> _GIVEN DATA_
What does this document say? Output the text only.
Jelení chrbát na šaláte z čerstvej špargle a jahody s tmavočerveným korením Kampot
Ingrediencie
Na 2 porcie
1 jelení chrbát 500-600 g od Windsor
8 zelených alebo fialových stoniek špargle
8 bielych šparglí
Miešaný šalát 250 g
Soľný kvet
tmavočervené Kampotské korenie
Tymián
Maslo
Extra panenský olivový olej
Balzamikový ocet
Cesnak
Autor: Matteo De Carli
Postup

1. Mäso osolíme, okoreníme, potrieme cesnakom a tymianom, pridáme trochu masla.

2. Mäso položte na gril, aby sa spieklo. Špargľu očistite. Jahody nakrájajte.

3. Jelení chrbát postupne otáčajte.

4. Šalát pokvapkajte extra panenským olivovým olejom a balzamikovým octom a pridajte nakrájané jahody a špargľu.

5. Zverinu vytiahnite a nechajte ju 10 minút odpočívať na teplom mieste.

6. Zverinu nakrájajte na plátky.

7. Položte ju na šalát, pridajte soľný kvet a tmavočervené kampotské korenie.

> _JOB_
Extract all lines as given.

> _TASK SOLUTION_
What does this document say? Output the text only.
Jelení chrbát na šaláte z čerstvej špargle a jahody s tmavočerveným korením Kampot
Ingrediencie
Na 2 porcie
1 jelení chrbát 500-600 g od Windsor
8 zelených alebo fialových stoniek špargle
8 bielych šparglí
Miešaný šalát 250 g
Soľný kvet
tmavočervené Kampotské korenie
Tymián
Maslo
Extra panenský olivový olej
Balzamikový ocet
Cesnak
Autor: Matteo De Carli
Postup

1. Mäso osolíme, okoreníme, potrieme cesnakom a tymianom, pridáme trochu masla.

2. Mäso položte na gril, aby sa spieklo. Špargľu očistite. Jahody nakrájajte.

3. Jelení chrbát postupne otáčajte.

4. Šalát pokvapkajte extra panenským olivovým olejom a balzamikovým octom a pridajte nakrájané jahody a špargľu.

5. Zverinu vytiahnite a nechajte ju 10 minút odpočívať na teplom mieste.

6. Zverinu nakrájajte na plátky.

7. Položte ju na šalát, pridajte soľný kvet a tmavočervené kampotské korenie.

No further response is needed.